日本の家電メーカーについての文章のうち、「一方、サムスンは異なる戦略で」から「化の取り組みを始めています。」までの部分を、「平井社長」を「平井氏」に変えて書き直しなさい。

• 読解文:
■ ■ ■

2012年10月30日火曜日

日本の逆襲はあるのか?

週末の2日間、NHKスペシャルで「メイド・イン・ジャパン 逆襲のシナリオ」をやっていましたね。興味深かったので、土曜日に放送した「第1回 岐路に立つ"日の丸家電"」を見ました。ここ数年、日本の家電メーカーは元気がない状態ですが、なぜここまで業績が悪化してしまったのでしょうか?番組では、今年からソニーの社長となった平井さんが登場していましたが、まずは「社員の意識を変える」ことが重要だと言っていました。日本のメーカーが、今後逆襲をするためにはどのように意識を変えていくことが大事なのでしょうか?

◆顧客が求める商品を開発する
日本の家電メーカーは、顧客が望む商品を開発していたのではなく、技術の向上に取り組むことを追求していたようです。機能を良くすれば顧客は商品を購入してくれると思い込んでいたのではないでしょうか。一方、アップルやサムスンは、顧客が求める商品は何かを徹底的に考えて商品を開発しているからこそ成長できているのだと思います。番組では、サムスンで10年間常務を勤めていた人が登場してきましたが、「技術で競い合うのではなく商品の魅力で競い合う」ことに拘ってきたと言っていました。日本のメーカーも顧客視点に立って商品を開発するというあたりまえのことを再度、意識していくことが大事だと思いました。

◆自前主義からの脱却
日本のメーカーは自社の技術だけで戦おうとしていたようです。例えば、シャープが2004年に稼働した亀山工場では、「ブラックボックス戦略」を採用していたとのことです。これは、工場内部を非公開にして技術が競合に漏れないようにし、独自の技術のみにこだわる戦略です。
一方、サムスンは異なる戦略で、自社の技術だけでなく、使える技術は積極的に他社から参考にしていました。取引する協力会社に工場を公開し、一緒に商品開発や工場の効率化などに取り組んでいたとのことです。自前だけの技術ではなく、幅広く他社からも最先端の技術を取り込むことで、競争力につながっていったのだと思います。

◆組織間の連携
ソニーの平井社長は世界中を回り、従業員に、「One Sony」という言葉をしきりに伝えていました。ここ数年は組織の縦割りの壁が強くなり、組織間の連携がなかったとのことです。平井社長は、今は商品開発をする上で、一つの部門だけでは顧客が求める商品を開発することができないと言っていました。顧客のニーズが複雑になり、顧客の求める画期的な商品を開発するためには、様々な部門からのアイデアが必要になってくるのだと思います。平井社長は、事業部の連携を強めるために横串でアイデアを出し合うプロジェクトをつくりあげました。それにより、テレビと音響の2つの事業部が手を組み、高画質で音質の良いテレビを開発するなど、組織間の連携強化の取り組みを始めています。

■ ■ ■

• 保存データ:

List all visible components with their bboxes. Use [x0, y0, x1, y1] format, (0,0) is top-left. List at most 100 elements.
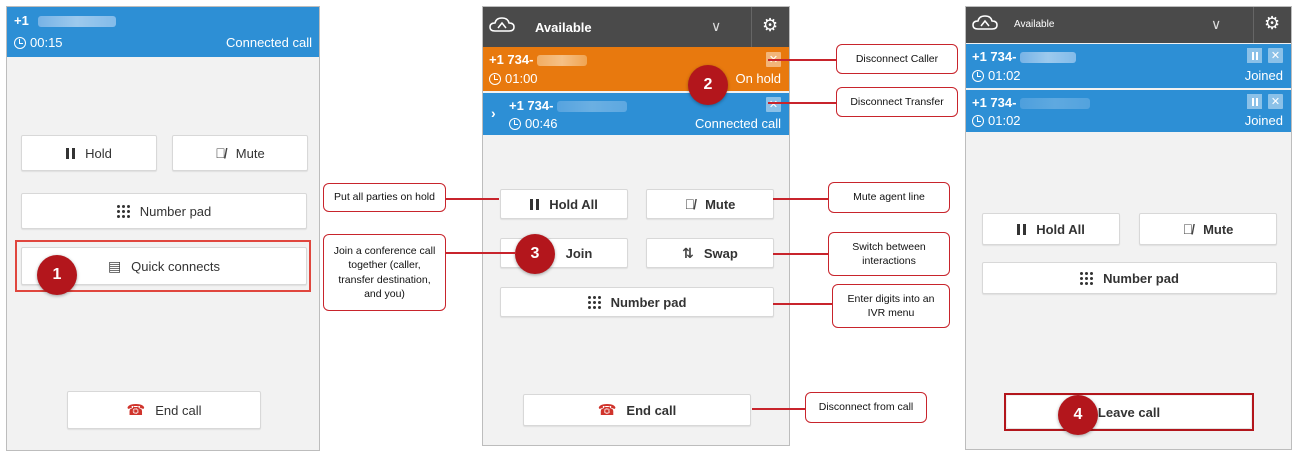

■ ■ ■

• 練習問題の解答:
一方、サムスンは異なる戦略で、自社の技術だけでなく、使える技術は積極的に他社から参考にしていました。取引する協力会社に工場を公開し、一緒に商品開発や工場の効率化などに取り組んでいたとのことです。自前だけの技術ではなく、幅広く他社からも最先端の技術を取り込むことで、競争力につながっていったのだと思います。

◆組織間の連携
ソニーの平井氏は世界中を回り、従業員に、「One Sony」という言葉をしきりに伝えていました。ここ数年は組織の縦割りの壁が強くなり、組織間の連携がなかったとのことです。平井氏は、今は商品開発をする上で、一つの部門だけでは顧客が求める商品を開発することができないと言っていました。顧客のニーズが複雑になり、顧客の求める画期的な商品を開発するためには、様々な部門からのアイデアが必要になってくるのだと思います。平井氏は、事業部の連携を強めるために横串でアイデアを出し合うプロジェクトをつくりあげました。それにより、テレビと音響の2つの事業部が手を組み、高画質で音質の良いテレビを開発するなど、組織間の連携強化の取り組みを始めています。